Do this =
Every line below must be reproduced exactly. Copy them all.

[Begin]

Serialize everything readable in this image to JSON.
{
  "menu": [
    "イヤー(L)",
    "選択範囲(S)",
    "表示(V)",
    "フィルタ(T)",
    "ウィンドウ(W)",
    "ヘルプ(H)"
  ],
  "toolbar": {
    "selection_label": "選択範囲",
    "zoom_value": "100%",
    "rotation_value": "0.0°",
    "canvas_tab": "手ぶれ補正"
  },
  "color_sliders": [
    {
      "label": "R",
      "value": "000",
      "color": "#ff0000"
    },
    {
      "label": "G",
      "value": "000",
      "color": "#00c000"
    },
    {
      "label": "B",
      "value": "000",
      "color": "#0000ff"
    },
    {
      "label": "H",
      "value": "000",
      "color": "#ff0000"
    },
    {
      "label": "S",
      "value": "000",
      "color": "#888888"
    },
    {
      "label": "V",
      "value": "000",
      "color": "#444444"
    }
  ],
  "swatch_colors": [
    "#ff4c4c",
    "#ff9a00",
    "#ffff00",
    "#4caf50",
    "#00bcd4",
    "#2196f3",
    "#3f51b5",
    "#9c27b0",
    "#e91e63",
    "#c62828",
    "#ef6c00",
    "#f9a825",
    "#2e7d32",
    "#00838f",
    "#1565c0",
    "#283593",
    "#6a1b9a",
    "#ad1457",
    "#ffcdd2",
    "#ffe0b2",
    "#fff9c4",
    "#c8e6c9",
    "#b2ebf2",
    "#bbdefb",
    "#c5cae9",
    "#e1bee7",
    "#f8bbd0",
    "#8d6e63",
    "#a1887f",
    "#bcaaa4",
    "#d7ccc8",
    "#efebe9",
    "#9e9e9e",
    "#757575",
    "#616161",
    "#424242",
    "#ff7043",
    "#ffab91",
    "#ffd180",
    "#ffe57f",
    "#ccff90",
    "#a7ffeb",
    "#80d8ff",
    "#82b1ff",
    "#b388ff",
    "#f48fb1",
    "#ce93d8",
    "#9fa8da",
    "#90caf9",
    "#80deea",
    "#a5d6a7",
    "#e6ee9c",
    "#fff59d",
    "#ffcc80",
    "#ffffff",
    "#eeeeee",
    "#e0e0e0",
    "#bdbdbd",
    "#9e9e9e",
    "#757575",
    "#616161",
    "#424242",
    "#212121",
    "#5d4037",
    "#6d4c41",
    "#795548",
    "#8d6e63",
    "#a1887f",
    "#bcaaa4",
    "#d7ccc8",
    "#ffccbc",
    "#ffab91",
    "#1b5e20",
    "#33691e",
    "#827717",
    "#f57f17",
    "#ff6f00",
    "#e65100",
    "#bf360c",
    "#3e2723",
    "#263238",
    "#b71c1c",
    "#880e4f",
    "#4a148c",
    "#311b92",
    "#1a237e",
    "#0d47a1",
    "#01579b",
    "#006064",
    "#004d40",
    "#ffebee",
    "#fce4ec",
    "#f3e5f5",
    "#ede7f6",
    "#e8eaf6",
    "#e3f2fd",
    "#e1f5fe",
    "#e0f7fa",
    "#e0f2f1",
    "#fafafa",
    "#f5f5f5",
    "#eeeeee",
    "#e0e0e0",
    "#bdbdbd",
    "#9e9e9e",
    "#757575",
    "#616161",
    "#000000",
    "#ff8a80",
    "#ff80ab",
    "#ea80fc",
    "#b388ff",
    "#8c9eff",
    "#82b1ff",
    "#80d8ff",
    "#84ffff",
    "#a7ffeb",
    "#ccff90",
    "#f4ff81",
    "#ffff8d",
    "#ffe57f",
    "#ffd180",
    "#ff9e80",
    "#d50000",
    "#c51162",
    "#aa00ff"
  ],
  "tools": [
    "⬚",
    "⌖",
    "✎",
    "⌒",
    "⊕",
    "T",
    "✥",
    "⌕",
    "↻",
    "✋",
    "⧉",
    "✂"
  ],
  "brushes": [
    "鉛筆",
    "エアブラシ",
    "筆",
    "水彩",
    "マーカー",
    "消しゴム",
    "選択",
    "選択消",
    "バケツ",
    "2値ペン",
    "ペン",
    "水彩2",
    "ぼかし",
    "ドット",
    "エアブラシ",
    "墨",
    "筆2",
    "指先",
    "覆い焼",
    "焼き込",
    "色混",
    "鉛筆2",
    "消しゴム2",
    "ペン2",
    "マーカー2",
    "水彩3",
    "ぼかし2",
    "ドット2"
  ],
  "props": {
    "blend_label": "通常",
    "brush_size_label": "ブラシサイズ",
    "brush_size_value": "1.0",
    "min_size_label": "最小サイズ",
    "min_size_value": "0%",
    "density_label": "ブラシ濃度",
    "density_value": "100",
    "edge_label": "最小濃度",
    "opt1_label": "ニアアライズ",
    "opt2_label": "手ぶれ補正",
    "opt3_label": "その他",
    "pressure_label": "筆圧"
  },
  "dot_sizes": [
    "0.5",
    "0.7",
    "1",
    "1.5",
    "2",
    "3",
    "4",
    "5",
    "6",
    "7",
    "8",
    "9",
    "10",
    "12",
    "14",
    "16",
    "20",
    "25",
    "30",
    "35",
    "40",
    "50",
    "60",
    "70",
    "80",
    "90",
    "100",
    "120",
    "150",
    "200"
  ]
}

[End]

Solution to this problem =
Serialize everything readable in this image to JSON.
{
  "menu": [
    "イヤー(L)",
    "選択範囲(S)",
    "表示(V)",
    "フィルタ(T)",
    "ウィンドウ(W)",
    "ヘルプ(H)"
  ],
  "toolbar": {
    "selection_label": "選択範囲",
    "zoom_value": "100%",
    "rotation_value": "0.0°",
    "canvas_tab": "手ぶれ補正"
  },
  "color_sliders": [
    {
      "label": "R",
      "value": "000",
      "color": "#ff0000"
    },
    {
      "label": "G",
      "value": "000",
      "color": "#00c000"
    },
    {
      "label": "B",
      "value": "000",
      "color": "#0000ff"
    },
    {
      "label": "H",
      "value": "000",
      "color": "#ff0000"
    },
    {
      "label": "S",
      "value": "000",
      "color": "#888888"
    },
    {
      "label": "V",
      "value": "000",
      "color": "#444444"
    }
  ],
  "swatch_colors": [
    "#ff4c4c",
    "#ff9a00",
    "#ffff00",
    "#4caf50",
    "#00bcd4",
    "#2196f3",
    "#3f51b5",
    "#9c27b0",
    "#e91e63",
    "#c62828",
    "#ef6c00",
    "#f9a825",
    "#2e7d32",
    "#00838f",
    "#1565c0",
    "#283593",
    "#6a1b9a",
    "#ad1457",
    "#ffcdd2",
    "#ffe0b2",
    "#fff9c4",
    "#c8e6c9",
    "#b2ebf2",
    "#bbdefb",
    "#c5cae9",
    "#e1bee7",
    "#f8bbd0",
    "#8d6e63",
    "#a1887f",
    "#bcaaa4",
    "#d7ccc8",
    "#efebe9",
    "#9e9e9e",
    "#757575",
    "#616161",
    "#424242",
    "#ff7043",
    "#ffab91",
    "#ffd180",
    "#ffe57f",
    "#ccff90",
    "#a7ffeb",
    "#80d8ff",
    "#82b1ff",
    "#b388ff",
    "#f48fb1",
    "#ce93d8",
    "#9fa8da",
    "#90caf9",
    "#80deea",
    "#a5d6a7",
    "#e6ee9c",
    "#fff59d",
    "#ffcc80",
    "#ffffff",
    "#eeeeee",
    "#e0e0e0",
    "#bdbdbd",
    "#9e9e9e",
    "#757575",
    "#616161",
    "#424242",
    "#212121",
    "#5d4037",
    "#6d4c41",
    "#795548",
    "#8d6e63",
    "#a1887f",
    "#bcaaa4",
    "#d7ccc8",
    "#ffccbc",
    "#ffab91",
    "#1b5e20",
    "#33691e",
    "#827717",
    "#f57f17",
    "#ff6f00",
    "#e65100",
    "#bf360c",
    "#3e2723",
    "#263238",
    "#b71c1c",
    "#880e4f",
    "#4a148c",
    "#311b92",
    "#1a237e",
    "#0d47a1",
    "#01579b",
    "#006064",
    "#004d40",
    "#ffebee",
    "#fce4ec",
    "#f3e5f5",
    "#ede7f6",
    "#e8eaf6",
    "#e3f2fd",
    "#e1f5fe",
    "#e0f7fa",
    "#e0f2f1",
    "#fafafa",
    "#f5f5f5",
    "#eeeeee",
    "#e0e0e0",
    "#bdbdbd",
    "#9e9e9e",
    "#757575",
    "#616161",
    "#000000",
    "#ff8a80",
    "#ff80ab",
    "#ea80fc",
    "#b388ff",
    "#8c9eff",
    "#82b1ff",
    "#80d8ff",
    "#84ffff",
    "#a7ffeb",
    "#ccff90",
    "#f4ff81",
    "#ffff8d",
    "#ffe57f",
    "#ffd180",
    "#ff9e80",
    "#d50000",
    "#c51162",
    "#aa00ff"
  ],
  "tools": [
    "⬚",
    "⌖",
    "✎",
    "⌒",
    "⊕",
    "T",
    "✥",
    "⌕",
    "↻",
    "✋",
    "⧉",
    "✂"
  ],
  "brushes": [
    "鉛筆",
    "エアブラシ",
    "筆",
    "水彩",
    "マーカー",
    "消しゴム",
    "選択",
    "選択消",
    "バケツ",
    "2値ペン",
    "ペン",
    "水彩2",
    "ぼかし",
    "ドット",
    "エアブラシ",
    "墨",
    "筆2",
    "指先",
    "覆い焼",
    "焼き込",
    "色混",
    "鉛筆2",
    "消しゴム2",
    "ペン2",
    "マーカー2",
    "水彩3",
    "ぼかし2",
    "ドット2"
  ],
  "props": {
    "blend_label": "通常",
    "brush_size_label": "ブラシサイズ",
    "brush_size_value": "1.0",
    "min_size_label": "最小サイズ",
    "min_size_value": "0%",
    "density_label": "ブラシ濃度",
    "density_value": "100",
    "edge_label": "最小濃度",
    "opt1_label": "ニアアライズ",
    "opt2_label": "手ぶれ補正",
    "opt3_label": "その他",
    "pressure_label": "筆圧"
  },
  "dot_sizes": [
    "0.5",
    "0.7",
    "1",
    "1.5",
    "2",
    "3",
    "4",
    "5",
    "6",
    "7",
    "8",
    "9",
    "10",
    "12",
    "14",
    "16",
    "20",
    "25",
    "30",
    "35",
    "40",
    "50",
    "60",
    "70",
    "80",
    "90",
    "100",
    "120",
    "150",
    "200"
  ]
}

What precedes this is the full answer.